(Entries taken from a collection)
================
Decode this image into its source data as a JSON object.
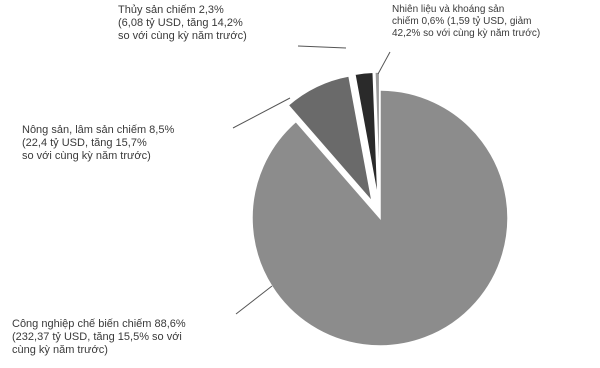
{
  "chart_data": {
    "type": "pie",
    "title": "",
    "slices": [
      {
        "label": "Công nghiệp chế biến",
        "value": 88.6,
        "color": "#8c8c8c",
        "exploded": false
      },
      {
        "label": "Nông sản, lâm sản",
        "value": 8.5,
        "color": "#6a6a6a",
        "exploded": true
      },
      {
        "label": "Thủy sản",
        "value": 2.3,
        "color": "#2a2a2a",
        "exploded": true
      },
      {
        "label": "Nhiên liệu và khoáng sản",
        "value": 0.6,
        "color": "#9a9a9a",
        "exploded": true
      }
    ],
    "annotations": [
      "Thủy sản chiếm 2,3%\n(6,08 tỷ USD, tăng 14,2%\nso với cùng kỳ năm trước)",
      "Nhiên liệu và khoáng sản\nchiếm 0,6% (1,59 tỷ USD, giảm\n42,2% so với cùng kỳ năm trước)",
      "Nông sản, lâm sản chiếm 8,5%\n(22,4 tỷ USD, tăng 15,7%\nso với cùng kỳ năm trước)",
      "Công nghiệp chế biến chiếm 88,6%\n(232,37 tỷ USD, tăng 15,5% so với\ncùng kỳ năm trước)"
    ]
  }
}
================
## Exercise
Repeat all the data as it stands, dropping any images it holds.

## Result
Decode this image into its source data as a JSON object.
{
  "chart_data": {
    "type": "pie",
    "title": "",
    "slices": [
      {
        "label": "Công nghiệp chế biến",
        "value": 88.6,
        "color": "#8c8c8c",
        "exploded": false
      },
      {
        "label": "Nông sản, lâm sản",
        "value": 8.5,
        "color": "#6a6a6a",
        "exploded": true
      },
      {
        "label": "Thủy sản",
        "value": 2.3,
        "color": "#2a2a2a",
        "exploded": true
      },
      {
        "label": "Nhiên liệu và khoáng sản",
        "value": 0.6,
        "color": "#9a9a9a",
        "exploded": true
      }
    ],
    "annotations": [
      "Thủy sản chiếm 2,3%\n(6,08 tỷ USD, tăng 14,2%\nso với cùng kỳ năm trước)",
      "Nhiên liệu và khoáng sản\nchiếm 0,6% (1,59 tỷ USD, giảm\n42,2% so với cùng kỳ năm trước)",
      "Nông sản, lâm sản chiếm 8,5%\n(22,4 tỷ USD, tăng 15,7%\nso với cùng kỳ năm trước)",
      "Công nghiệp chế biến chiếm 88,6%\n(232,37 tỷ USD, tăng 15,5% so với\ncùng kỳ năm trước)"
    ]
  }
}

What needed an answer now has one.